Extracted data entries
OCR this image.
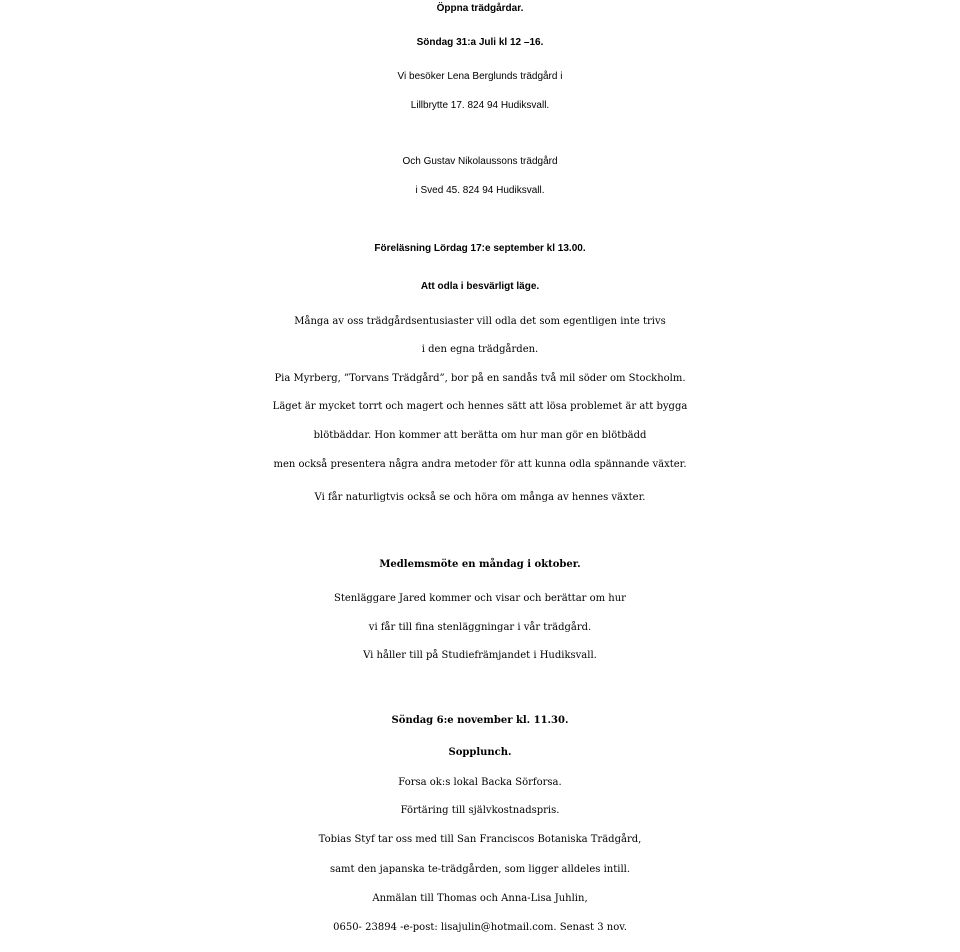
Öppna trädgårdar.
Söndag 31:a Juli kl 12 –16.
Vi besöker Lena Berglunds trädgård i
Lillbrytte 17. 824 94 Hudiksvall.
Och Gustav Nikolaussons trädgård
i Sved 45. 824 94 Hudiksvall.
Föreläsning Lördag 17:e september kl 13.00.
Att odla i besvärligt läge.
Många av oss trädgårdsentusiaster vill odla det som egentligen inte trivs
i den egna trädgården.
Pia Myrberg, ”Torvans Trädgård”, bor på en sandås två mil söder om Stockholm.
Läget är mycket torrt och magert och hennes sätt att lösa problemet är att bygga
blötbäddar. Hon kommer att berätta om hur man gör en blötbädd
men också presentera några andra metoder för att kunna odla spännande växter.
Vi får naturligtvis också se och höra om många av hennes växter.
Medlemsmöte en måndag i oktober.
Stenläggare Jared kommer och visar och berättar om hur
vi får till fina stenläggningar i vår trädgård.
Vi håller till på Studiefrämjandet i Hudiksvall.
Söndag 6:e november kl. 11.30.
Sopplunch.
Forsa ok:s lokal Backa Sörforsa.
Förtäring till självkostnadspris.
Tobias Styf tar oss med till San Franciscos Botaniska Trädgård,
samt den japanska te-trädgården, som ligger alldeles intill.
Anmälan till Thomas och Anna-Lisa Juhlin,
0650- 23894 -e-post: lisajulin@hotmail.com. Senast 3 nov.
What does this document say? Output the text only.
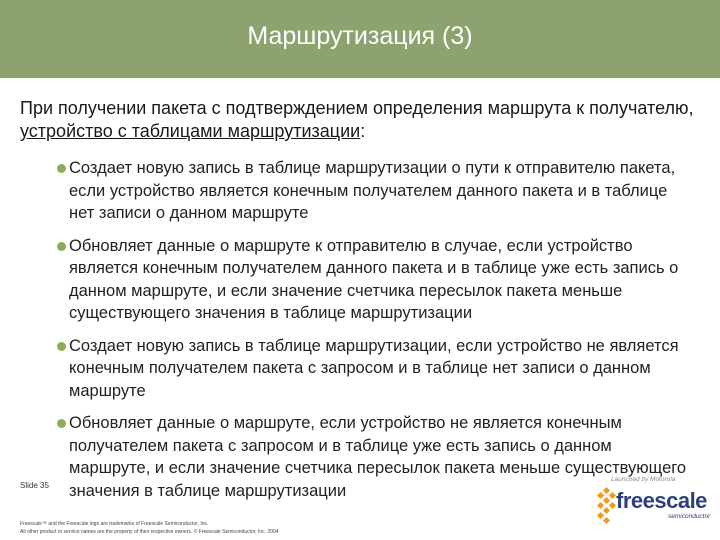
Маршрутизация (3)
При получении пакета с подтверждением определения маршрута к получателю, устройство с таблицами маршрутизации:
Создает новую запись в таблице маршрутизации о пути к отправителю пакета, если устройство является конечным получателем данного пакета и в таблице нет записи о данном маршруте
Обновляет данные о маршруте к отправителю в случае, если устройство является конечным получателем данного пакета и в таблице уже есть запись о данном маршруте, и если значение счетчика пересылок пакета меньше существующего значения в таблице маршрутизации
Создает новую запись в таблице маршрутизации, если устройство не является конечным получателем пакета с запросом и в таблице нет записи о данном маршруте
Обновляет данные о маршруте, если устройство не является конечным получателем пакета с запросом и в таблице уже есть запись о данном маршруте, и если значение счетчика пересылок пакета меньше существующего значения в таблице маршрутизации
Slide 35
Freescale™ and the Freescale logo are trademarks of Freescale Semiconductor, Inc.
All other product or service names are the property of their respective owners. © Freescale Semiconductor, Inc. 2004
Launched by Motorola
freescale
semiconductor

---

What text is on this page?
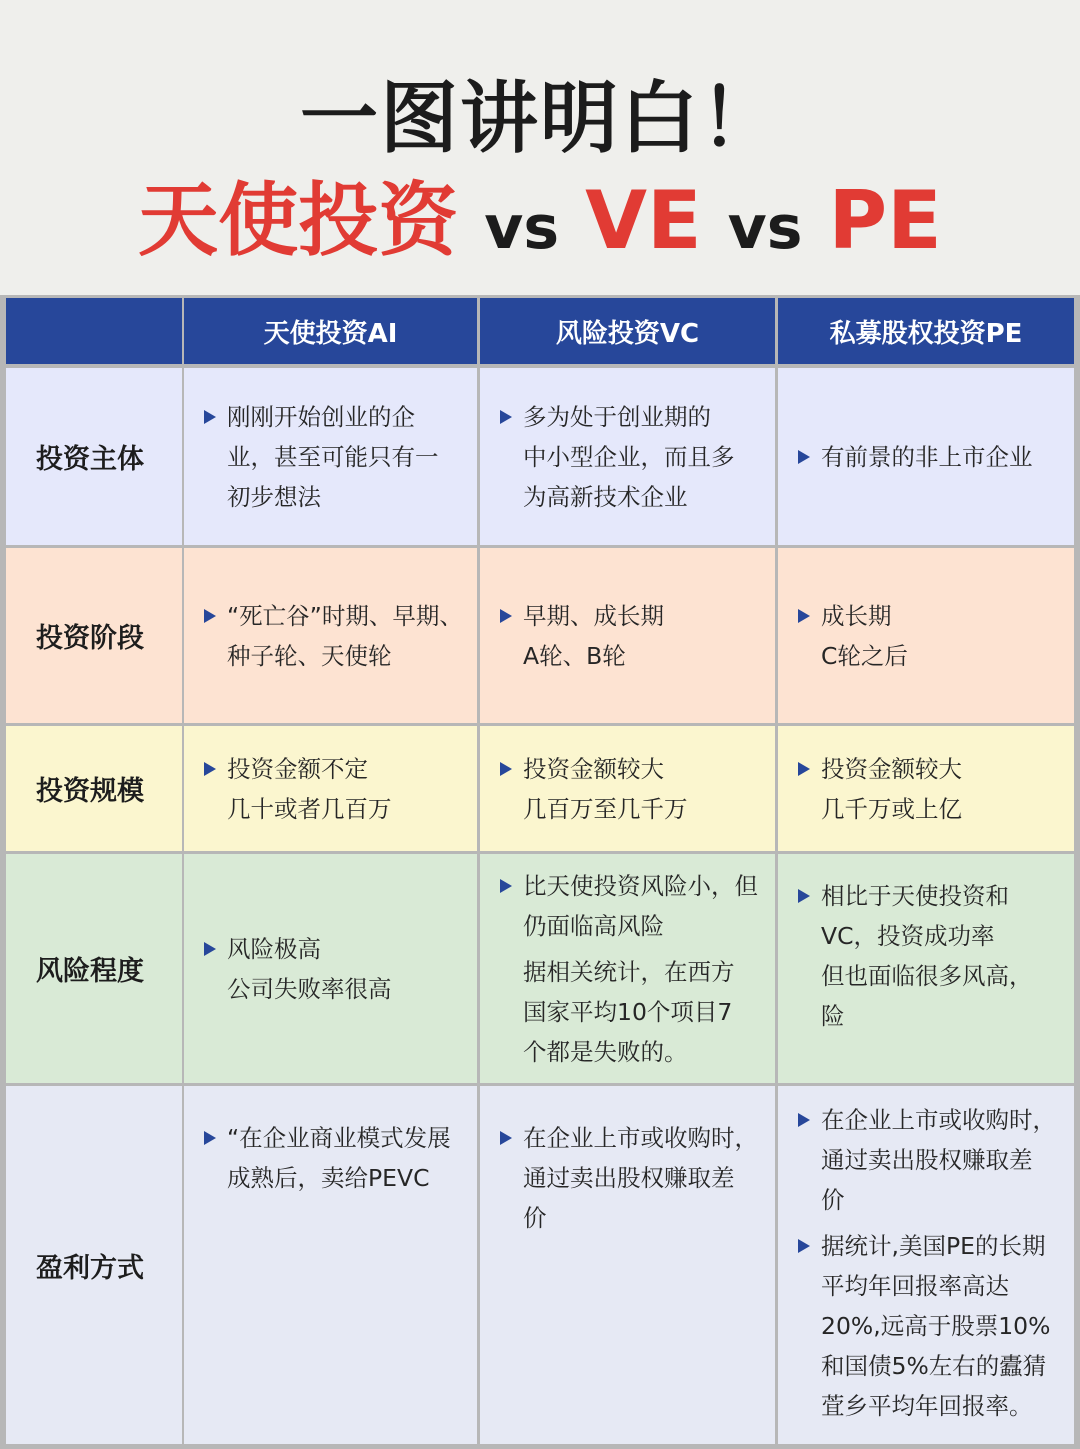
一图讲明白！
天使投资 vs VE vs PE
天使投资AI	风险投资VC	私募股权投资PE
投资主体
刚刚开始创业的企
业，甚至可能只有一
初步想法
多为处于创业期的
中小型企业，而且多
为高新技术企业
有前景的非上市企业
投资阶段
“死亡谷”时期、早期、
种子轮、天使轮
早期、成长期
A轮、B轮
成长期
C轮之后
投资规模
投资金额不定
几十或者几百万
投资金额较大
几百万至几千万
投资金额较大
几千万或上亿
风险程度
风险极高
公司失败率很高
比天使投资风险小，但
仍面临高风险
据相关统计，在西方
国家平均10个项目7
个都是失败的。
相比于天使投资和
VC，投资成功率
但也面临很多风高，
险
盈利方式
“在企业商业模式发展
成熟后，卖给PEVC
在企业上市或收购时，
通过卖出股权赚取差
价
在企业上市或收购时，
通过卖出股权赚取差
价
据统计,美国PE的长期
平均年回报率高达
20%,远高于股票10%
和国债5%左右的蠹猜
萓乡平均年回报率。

## WHAT IS NEEDED
From the material above, count the lines that include "kommer" and give only the total.

## WORKED ANSWER
2